Data records:
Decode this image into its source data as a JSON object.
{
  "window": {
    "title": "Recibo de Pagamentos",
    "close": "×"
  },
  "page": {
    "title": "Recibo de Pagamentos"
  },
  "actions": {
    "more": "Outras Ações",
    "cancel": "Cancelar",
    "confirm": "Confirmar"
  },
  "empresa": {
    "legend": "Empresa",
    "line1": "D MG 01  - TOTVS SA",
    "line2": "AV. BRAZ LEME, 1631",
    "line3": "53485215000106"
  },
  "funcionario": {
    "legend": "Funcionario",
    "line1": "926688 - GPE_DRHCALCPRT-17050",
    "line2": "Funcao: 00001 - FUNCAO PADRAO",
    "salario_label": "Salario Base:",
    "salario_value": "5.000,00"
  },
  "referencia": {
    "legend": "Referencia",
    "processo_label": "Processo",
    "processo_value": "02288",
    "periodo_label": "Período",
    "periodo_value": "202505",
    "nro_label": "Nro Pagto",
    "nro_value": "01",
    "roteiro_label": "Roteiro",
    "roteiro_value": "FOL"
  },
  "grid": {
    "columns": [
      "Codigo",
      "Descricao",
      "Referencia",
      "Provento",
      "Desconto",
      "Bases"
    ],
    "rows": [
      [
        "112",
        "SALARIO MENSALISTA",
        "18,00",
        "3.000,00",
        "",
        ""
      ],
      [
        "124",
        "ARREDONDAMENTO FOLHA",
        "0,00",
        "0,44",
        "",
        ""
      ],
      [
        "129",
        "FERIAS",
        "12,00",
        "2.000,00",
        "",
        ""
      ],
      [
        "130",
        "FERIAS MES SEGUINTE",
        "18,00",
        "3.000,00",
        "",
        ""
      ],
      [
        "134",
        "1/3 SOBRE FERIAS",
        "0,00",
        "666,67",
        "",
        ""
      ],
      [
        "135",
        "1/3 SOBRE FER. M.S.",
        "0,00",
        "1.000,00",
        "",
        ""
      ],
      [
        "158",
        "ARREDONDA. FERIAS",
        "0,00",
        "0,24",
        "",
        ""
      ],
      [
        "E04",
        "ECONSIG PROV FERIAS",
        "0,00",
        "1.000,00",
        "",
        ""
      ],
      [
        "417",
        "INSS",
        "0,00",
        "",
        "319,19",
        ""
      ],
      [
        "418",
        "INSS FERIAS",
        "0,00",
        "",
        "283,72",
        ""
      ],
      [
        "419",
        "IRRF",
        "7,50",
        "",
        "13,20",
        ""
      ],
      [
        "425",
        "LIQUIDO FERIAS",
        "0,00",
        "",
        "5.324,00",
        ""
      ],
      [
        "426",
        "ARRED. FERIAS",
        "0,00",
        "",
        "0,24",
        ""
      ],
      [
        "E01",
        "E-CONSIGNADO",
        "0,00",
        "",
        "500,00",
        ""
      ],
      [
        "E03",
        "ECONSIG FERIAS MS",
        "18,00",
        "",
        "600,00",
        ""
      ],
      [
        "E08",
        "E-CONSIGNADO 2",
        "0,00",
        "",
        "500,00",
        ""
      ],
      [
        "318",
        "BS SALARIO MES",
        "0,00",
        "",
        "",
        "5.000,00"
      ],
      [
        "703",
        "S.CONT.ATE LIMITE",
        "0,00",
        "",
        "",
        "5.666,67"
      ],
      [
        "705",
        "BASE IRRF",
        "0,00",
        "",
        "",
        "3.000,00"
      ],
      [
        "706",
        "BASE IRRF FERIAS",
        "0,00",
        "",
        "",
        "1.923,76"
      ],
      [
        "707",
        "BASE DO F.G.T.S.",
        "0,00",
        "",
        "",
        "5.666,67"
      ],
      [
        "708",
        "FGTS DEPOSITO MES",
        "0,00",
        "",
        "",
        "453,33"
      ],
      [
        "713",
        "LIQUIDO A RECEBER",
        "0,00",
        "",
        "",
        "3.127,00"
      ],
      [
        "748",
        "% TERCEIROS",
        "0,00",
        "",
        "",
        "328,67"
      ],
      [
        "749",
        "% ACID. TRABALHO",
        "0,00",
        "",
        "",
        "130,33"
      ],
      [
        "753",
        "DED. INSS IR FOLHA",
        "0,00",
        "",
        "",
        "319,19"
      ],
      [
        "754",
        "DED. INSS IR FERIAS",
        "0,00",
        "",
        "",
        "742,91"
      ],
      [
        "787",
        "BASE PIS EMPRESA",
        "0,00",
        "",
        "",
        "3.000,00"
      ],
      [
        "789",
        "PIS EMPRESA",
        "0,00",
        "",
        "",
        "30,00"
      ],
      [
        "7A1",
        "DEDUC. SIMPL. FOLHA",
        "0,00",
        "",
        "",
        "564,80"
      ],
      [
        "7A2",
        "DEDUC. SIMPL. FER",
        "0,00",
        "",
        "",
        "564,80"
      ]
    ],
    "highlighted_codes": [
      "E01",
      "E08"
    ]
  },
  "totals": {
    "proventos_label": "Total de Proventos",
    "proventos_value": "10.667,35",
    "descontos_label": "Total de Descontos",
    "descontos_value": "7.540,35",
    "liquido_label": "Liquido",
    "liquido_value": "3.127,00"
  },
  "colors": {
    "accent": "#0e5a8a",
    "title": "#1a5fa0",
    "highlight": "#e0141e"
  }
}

→ WHAT YOU SHOULD DO: Reproduce the full listing above, character for character.

→ WRITTEN RESPONSE:
Decode this image into its source data as a JSON object.
{
  "window": {
    "title": "Recibo de Pagamentos",
    "close": "×"
  },
  "page": {
    "title": "Recibo de Pagamentos"
  },
  "actions": {
    "more": "Outras Ações",
    "cancel": "Cancelar",
    "confirm": "Confirmar"
  },
  "empresa": {
    "legend": "Empresa",
    "line1": "D MG 01  - TOTVS SA",
    "line2": "AV. BRAZ LEME, 1631",
    "line3": "53485215000106"
  },
  "funcionario": {
    "legend": "Funcionario",
    "line1": "926688 - GPE_DRHCALCPRT-17050",
    "line2": "Funcao: 00001 - FUNCAO PADRAO",
    "salario_label": "Salario Base:",
    "salario_value": "5.000,00"
  },
  "referencia": {
    "legend": "Referencia",
    "processo_label": "Processo",
    "processo_value": "02288",
    "periodo_label": "Período",
    "periodo_value": "202505",
    "nro_label": "Nro Pagto",
    "nro_value": "01",
    "roteiro_label": "Roteiro",
    "roteiro_value": "FOL"
  },
  "grid": {
    "columns": [
      "Codigo",
      "Descricao",
      "Referencia",
      "Provento",
      "Desconto",
      "Bases"
    ],
    "rows": [
      [
        "112",
        "SALARIO MENSALISTA",
        "18,00",
        "3.000,00",
        "",
        ""
      ],
      [
        "124",
        "ARREDONDAMENTO FOLHA",
        "0,00",
        "0,44",
        "",
        ""
      ],
      [
        "129",
        "FERIAS",
        "12,00",
        "2.000,00",
        "",
        ""
      ],
      [
        "130",
        "FERIAS MES SEGUINTE",
        "18,00",
        "3.000,00",
        "",
        ""
      ],
      [
        "134",
        "1/3 SOBRE FERIAS",
        "0,00",
        "666,67",
        "",
        ""
      ],
      [
        "135",
        "1/3 SOBRE FER. M.S.",
        "0,00",
        "1.000,00",
        "",
        ""
      ],
      [
        "158",
        "ARREDONDA. FERIAS",
        "0,00",
        "0,24",
        "",
        ""
      ],
      [
        "E04",
        "ECONSIG PROV FERIAS",
        "0,00",
        "1.000,00",
        "",
        ""
      ],
      [
        "417",
        "INSS",
        "0,00",
        "",
        "319,19",
        ""
      ],
      [
        "418",
        "INSS FERIAS",
        "0,00",
        "",
        "283,72",
        ""
      ],
      [
        "419",
        "IRRF",
        "7,50",
        "",
        "13,20",
        ""
      ],
      [
        "425",
        "LIQUIDO FERIAS",
        "0,00",
        "",
        "5.324,00",
        ""
      ],
      [
        "426",
        "ARRED. FERIAS",
        "0,00",
        "",
        "0,24",
        ""
      ],
      [
        "E01",
        "E-CONSIGNADO",
        "0,00",
        "",
        "500,00",
        ""
      ],
      [
        "E03",
        "ECONSIG FERIAS MS",
        "18,00",
        "",
        "600,00",
        ""
      ],
      [
        "E08",
        "E-CONSIGNADO 2",
        "0,00",
        "",
        "500,00",
        ""
      ],
      [
        "318",
        "BS SALARIO MES",
        "0,00",
        "",
        "",
        "5.000,00"
      ],
      [
        "703",
        "S.CONT.ATE LIMITE",
        "0,00",
        "",
        "",
        "5.666,67"
      ],
      [
        "705",
        "BASE IRRF",
        "0,00",
        "",
        "",
        "3.000,00"
      ],
      [
        "706",
        "BASE IRRF FERIAS",
        "0,00",
        "",
        "",
        "1.923,76"
      ],
      [
        "707",
        "BASE DO F.G.T.S.",
        "0,00",
        "",
        "",
        "5.666,67"
      ],
      [
        "708",
        "FGTS DEPOSITO MES",
        "0,00",
        "",
        "",
        "453,33"
      ],
      [
        "713",
        "LIQUIDO A RECEBER",
        "0,00",
        "",
        "",
        "3.127,00"
      ],
      [
        "748",
        "% TERCEIROS",
        "0,00",
        "",
        "",
        "328,67"
      ],
      [
        "749",
        "% ACID. TRABALHO",
        "0,00",
        "",
        "",
        "130,33"
      ],
      [
        "753",
        "DED. INSS IR FOLHA",
        "0,00",
        "",
        "",
        "319,19"
      ],
      [
        "754",
        "DED. INSS IR FERIAS",
        "0,00",
        "",
        "",
        "742,91"
      ],
      [
        "787",
        "BASE PIS EMPRESA",
        "0,00",
        "",
        "",
        "3.000,00"
      ],
      [
        "789",
        "PIS EMPRESA",
        "0,00",
        "",
        "",
        "30,00"
      ],
      [
        "7A1",
        "DEDUC. SIMPL. FOLHA",
        "0,00",
        "",
        "",
        "564,80"
      ],
      [
        "7A2",
        "DEDUC. SIMPL. FER",
        "0,00",
        "",
        "",
        "564,80"
      ]
    ],
    "highlighted_codes": [
      "E01",
      "E08"
    ]
  },
  "totals": {
    "proventos_label": "Total de Proventos",
    "proventos_value": "10.667,35",
    "descontos_label": "Total de Descontos",
    "descontos_value": "7.540,35",
    "liquido_label": "Liquido",
    "liquido_value": "3.127,00"
  },
  "colors": {
    "accent": "#0e5a8a",
    "title": "#1a5fa0",
    "highlight": "#e0141e"
  }
}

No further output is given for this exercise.